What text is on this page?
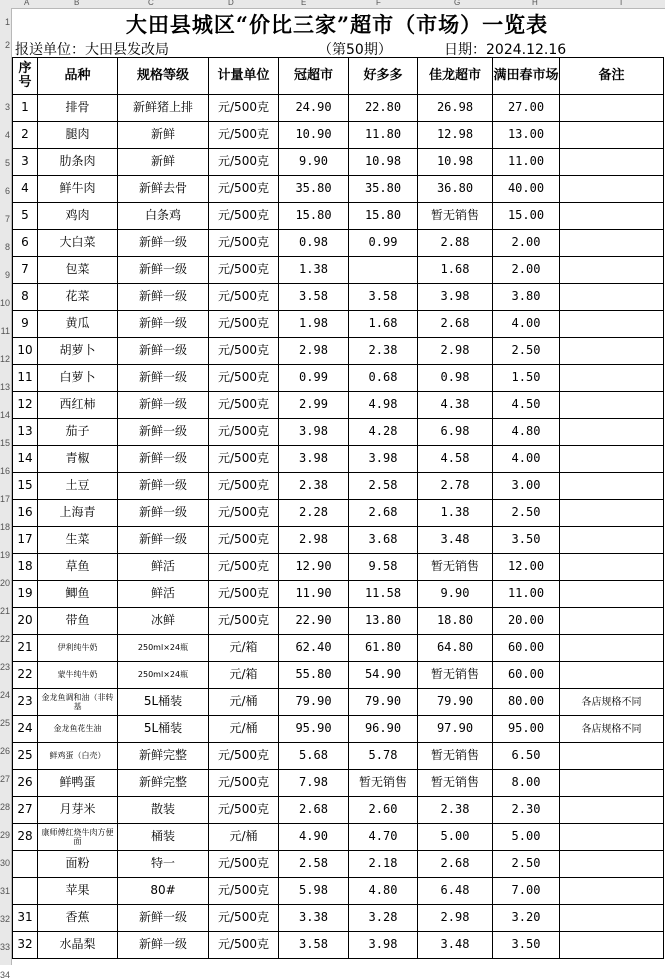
A	B	C	D	E	F	G	H	I
1
2
3
4
5
6
7
8
9
10
11
12
13
14
15
16
17
18
19
20
21
22
23
24
25
26
27
28
29
30
31
32
33
34
大田县城区“价比三家”超市（市场）一览表
报送单位：大田县发改局	（第50期）	日期：2024.12.16
序号	品种	规格等级	计量单位	冠超市	好多多	佳龙超市	满田春市场	备注
1	排骨	新鲜猪上排	元/500克	24.90	22.80	26.98	27.00	
2	腿肉	新鲜	元/500克	10.90	11.80	12.98	13.00	
3	肋条肉	新鲜	元/500克	9.90	10.98	10.98	11.00	
4	鲜牛肉	新鲜去骨	元/500克	35.80	35.80	36.80	40.00	
5	鸡肉	白条鸡	元/500克	15.80	15.80	暂无销售	15.00	
6	大白菜	新鲜一级	元/500克	0.98	0.99	2.88	2.00	
7	包菜	新鲜一级	元/500克	1.38		1.68	2.00	
8	花菜	新鲜一级	元/500克	3.58	3.58	3.98	3.80	
9	黄瓜	新鲜一级	元/500克	1.98	1.68	2.68	4.00	
10	胡萝卜	新鲜一级	元/500克	2.98	2.38	2.98	2.50	
11	白萝卜	新鲜一级	元/500克	0.99	0.68	0.98	1.50	
12	西红柿	新鲜一级	元/500克	2.99	4.98	4.38	4.50	
13	茄子	新鲜一级	元/500克	3.98	4.28	6.98	4.80	
14	青椒	新鲜一级	元/500克	3.98	3.98	4.58	4.00	
15	土豆	新鲜一级	元/500克	2.38	2.58	2.78	3.00	
16	上海青	新鲜一级	元/500克	2.28	2.68	1.38	2.50	
17	生菜	新鲜一级	元/500克	2.98	3.68	3.48	3.50	
18	草鱼	鲜活	元/500克	12.90	9.58	暂无销售	12.00	
19	鲫鱼	鲜活	元/500克	11.90	11.58	9.90	11.00	
20	带鱼	冰鲜	元/500克	22.90	13.80	18.80	20.00	
21	伊利纯牛奶	250ml×24瓶	元/箱	62.40	61.80	64.80	60.00	
22	蒙牛纯牛奶	250ml×24瓶	元/箱	55.80	54.90	暂无销售	60.00	
23	金龙鱼调和油（非转基	5L桶装	元/桶	79.90	79.90	79.90	80.00	各店规格不同
24	金龙鱼花生油	5L桶装	元/桶	95.90	96.90	97.90	95.00	各店规格不同
25	鲜鸡蛋（白壳）	新鲜完整	元/500克	5.68	5.78	暂无销售	6.50	
26	鲜鸭蛋	新鲜完整	元/500克	7.98	暂无销售	暂无销售	8.00	
27	月芽米	散装	元/500克	2.68	2.60	2.38	2.30	
28	康师傅红烧牛肉方便面	桶装	元/桶	4.90	4.70	5.00	5.00	
	面粉	特一	元/500克	2.58	2.18	2.68	2.50	
	苹果	80#	元/500克	5.98	4.80	6.48	7.00	
31	香蕉	新鲜一级	元/500克	3.38	3.28	2.98	3.20	
32	水晶梨	新鲜一级	元/500克	3.58	3.98	3.48	3.50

▶ _TASK STATEMENT_
Go through the records. Copy each line where "各店规格不同" appears.

▶ _OUTPUT OF THE TASK_
23	金龙鱼调和油（非转基	5L桶装	元/桶	79.90	79.90	79.90	80.00	各店规格不同
24	金龙鱼花生油	5L桶装	元/桶	95.90	96.90	97.90	95.00	各店规格不同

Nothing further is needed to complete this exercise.